[[ Text, beginning ]]

AWE Practice During Quarantine

Practice of Awe is a mindfulness practice, or more precisely, a micro-dosing mindfulness practice.

AWE is defined as that feeling we get in the presence of something vast that challenges our understanding of the world, like looking up at millions of stars in the night sky or marveling at the vastness of a plain. Feeling awe is described by people with many other words, such as wonder, amazement, surprise, or transcendence.

Many studies found that cultivating mindfulness helps overcome anxiety and alleviate depression.

To help you find awe inside your home, scientist suggest a simple strategy, abbreviated with the acronym AWE itself.

A for Attention:

Choose what you pay attention to. We usually don’t choose and focus on many things around us, keeping our minds wandering.

But you can choose with practice. Whatever you are doing, bathing, reading, writing emails, browsing, watching TV- try to focus on it and live the present moment. Pay focused attention to the things you appreciate, value or find wonderfully amazing.

This will help reduce anxiety a lot.

W for Wait :

After focusing your attention, your mind quiets down. What you need to do next is wait. Wait for one whole inhalation at least to perceive the effect.

A state of coherence will prevail now with sharp senses and quiet mind.

E for Exhale and Expand:

Combine your focused attention with a respiratory pattern in which the expiration phase is as twice as the inspiration phase.

When you do so, you open your gateway to Awe. When you exhale you actually relax and when you expand you in fact amplify your sensations.

Deep exhalation activates the vagus nerve, which stimulates the parasympathetic  system—lowering  pulse rate, decreasing blood pressure, and reducing muscular tension. The contraction of the diaphragm during exhalation sends a message to the brain to release dopamine—enhancing  mood, creating a calming effect, and acting as a pain killer.

It is the contrast between the two states that awakens awe. First, you quiet your mind with focused attention creating a quiet inner peace, you wait, and then you experience your own inner light show sharpening your senses. As this happens, your sense of self becomes less dominant, less central. Instead of feeling as though everything revolves around you, you find yourself part of something larger.

Where to focus

1. Look at  home as a museum

Take a bit of time to wander around  home and stop long enough to appreciate some of the things you have there.

  • Do you have a piece of art, a photograph that you can look at attentively?

  • Do you have any sculptures, or light fixtures, mirrors, or lamps that have some story behind them?  Or a blanket, pillow, rug, or vase?

[[ Text, end ]]
[[ Entries shown, beginning ]]

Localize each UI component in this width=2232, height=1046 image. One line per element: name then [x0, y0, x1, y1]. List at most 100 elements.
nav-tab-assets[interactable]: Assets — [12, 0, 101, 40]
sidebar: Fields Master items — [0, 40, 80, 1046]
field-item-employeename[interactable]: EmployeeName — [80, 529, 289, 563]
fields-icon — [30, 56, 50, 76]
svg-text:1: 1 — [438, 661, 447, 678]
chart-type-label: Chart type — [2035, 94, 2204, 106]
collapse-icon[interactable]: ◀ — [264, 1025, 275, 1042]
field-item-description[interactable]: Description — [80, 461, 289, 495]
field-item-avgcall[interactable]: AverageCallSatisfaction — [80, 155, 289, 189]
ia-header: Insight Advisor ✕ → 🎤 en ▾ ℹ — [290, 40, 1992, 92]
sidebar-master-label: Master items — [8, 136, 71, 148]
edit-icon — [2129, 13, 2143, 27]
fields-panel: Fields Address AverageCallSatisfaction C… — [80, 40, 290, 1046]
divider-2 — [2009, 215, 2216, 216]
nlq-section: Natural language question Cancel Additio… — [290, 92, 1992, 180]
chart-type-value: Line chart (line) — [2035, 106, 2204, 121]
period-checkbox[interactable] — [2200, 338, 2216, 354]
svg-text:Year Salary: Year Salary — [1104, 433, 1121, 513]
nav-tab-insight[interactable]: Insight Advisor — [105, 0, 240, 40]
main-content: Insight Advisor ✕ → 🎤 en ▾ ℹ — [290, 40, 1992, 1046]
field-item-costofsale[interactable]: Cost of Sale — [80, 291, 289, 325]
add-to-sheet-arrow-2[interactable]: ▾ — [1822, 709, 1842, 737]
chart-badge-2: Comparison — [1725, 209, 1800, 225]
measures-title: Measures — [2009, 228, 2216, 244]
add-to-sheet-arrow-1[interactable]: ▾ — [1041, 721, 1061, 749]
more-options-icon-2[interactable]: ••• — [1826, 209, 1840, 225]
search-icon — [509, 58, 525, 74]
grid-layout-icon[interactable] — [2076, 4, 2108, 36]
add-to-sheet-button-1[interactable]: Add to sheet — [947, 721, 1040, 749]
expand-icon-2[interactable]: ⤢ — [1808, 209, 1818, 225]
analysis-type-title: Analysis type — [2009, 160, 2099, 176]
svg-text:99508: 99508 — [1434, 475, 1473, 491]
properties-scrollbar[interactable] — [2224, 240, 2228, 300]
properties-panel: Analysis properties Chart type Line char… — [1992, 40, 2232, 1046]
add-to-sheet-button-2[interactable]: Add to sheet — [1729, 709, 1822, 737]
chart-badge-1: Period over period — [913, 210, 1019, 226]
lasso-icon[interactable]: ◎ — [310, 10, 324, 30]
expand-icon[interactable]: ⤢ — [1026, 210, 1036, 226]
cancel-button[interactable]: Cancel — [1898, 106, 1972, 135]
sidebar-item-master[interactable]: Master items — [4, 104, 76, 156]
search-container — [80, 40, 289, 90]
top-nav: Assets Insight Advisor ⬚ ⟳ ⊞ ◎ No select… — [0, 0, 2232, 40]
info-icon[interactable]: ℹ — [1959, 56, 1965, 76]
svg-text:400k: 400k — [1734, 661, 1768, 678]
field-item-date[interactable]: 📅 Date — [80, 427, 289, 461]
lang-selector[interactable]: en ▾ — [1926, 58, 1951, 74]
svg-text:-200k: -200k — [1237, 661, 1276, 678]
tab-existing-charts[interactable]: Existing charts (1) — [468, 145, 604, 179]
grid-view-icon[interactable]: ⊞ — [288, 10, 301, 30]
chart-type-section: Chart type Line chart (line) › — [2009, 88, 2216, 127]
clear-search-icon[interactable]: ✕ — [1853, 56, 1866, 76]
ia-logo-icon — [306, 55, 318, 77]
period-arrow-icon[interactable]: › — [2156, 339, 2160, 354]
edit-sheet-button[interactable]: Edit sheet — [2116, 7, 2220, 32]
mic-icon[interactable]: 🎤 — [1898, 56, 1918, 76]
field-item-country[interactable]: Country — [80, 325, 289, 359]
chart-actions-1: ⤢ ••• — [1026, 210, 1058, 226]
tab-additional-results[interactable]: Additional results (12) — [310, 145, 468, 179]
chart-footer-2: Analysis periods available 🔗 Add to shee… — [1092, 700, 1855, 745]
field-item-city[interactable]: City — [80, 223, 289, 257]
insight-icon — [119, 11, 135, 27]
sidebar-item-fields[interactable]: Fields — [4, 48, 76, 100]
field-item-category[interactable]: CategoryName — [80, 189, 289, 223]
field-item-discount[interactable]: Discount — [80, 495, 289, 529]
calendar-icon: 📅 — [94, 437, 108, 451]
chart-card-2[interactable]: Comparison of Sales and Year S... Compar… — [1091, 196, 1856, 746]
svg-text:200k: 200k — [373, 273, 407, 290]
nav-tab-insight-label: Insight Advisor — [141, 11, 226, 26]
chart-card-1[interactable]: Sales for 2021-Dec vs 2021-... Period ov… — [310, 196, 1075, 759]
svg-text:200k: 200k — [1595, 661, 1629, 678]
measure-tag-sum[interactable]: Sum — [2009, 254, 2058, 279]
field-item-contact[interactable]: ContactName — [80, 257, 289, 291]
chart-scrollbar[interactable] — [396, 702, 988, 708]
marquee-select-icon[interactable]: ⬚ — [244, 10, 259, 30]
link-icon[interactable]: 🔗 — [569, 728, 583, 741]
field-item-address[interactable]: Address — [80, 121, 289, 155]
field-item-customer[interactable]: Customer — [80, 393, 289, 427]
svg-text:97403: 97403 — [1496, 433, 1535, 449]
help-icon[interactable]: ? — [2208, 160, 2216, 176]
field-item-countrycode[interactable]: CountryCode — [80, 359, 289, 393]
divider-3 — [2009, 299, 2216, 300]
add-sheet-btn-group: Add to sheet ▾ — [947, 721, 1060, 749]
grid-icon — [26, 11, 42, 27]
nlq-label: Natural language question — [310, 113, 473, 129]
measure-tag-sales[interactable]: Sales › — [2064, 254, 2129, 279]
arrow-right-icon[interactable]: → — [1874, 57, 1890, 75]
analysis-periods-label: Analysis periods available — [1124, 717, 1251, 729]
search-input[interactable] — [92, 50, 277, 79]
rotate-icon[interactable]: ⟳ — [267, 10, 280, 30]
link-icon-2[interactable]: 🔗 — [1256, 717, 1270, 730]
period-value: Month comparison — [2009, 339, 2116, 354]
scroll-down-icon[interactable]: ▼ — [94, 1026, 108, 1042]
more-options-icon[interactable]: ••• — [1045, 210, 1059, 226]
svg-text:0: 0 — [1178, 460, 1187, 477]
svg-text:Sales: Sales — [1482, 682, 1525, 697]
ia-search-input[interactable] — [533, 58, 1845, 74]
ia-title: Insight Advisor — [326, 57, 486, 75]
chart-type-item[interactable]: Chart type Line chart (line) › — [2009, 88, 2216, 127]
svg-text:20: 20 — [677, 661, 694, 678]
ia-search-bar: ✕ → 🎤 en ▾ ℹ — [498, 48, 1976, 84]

[[ Entries shown, end ]]

▶ [Task statement]: Please continue the text on practicing awe during quarantine from where it stops. These records come from a different source than the text.

▶ [Solved exercise]:
  • When something attracts your attention, stop, wait, and breathe in slowly while giving your full attention to whatever you’re looking at.

  • Notice its qualities, characteristics, and smallest details.

  • Does it bring up any memories?

  • Who gave it to you, how did you get it?

  • What happened to them?

  • How did you end up with this piece in your house? 

As you appreciate what you look at, exhale slowly, expand and allow yourself to take in the present moment.

2. Cook like a Zen monk

  • Using all your senses, notice the feel, weight of each ingredient, utensil, drawer pull.

  • Notice the cold coming toward you from the fridge when you open the door.

  • Notice the stove heat.

  • Notice all the things you never noticed before during cooking.

  • Notice the smell of each ingredient.

  • Consciously notice how you are putting one ingredient away and reaching for the next one.

  • Notice each movement you make—the stirring, the lifting.

  • Spoon your meal onto your plate as though it were a gift to yourself, which it is.

  • Sit and eat quietly and consciously.

At any point in the process, attend fully to what you are doing, waiting, pausing, inhaling , exhaling and feeling awe.

3. Shower with your whole mind

Showering is an ordinary activity we do almost every day. It’s a good place for creative thinking but also a great place for an AWEgasmic experience.

  • Slip into the stream and notice the sensation of the water bouncing off and stimulating your arms, head, face, back, and neck.

  • Turn around and around and stay with the sensation of water contacting your skin.

  • Play with different temperatures, hot to warm to cold and back to warm again.

  • Notice the sound of the water and the scents of soap and shampoo and the smooth soapy contact of your hands on your body.

When a sensation captivates your attention, inhale, wait . . . then exhale and allow your senses to expand.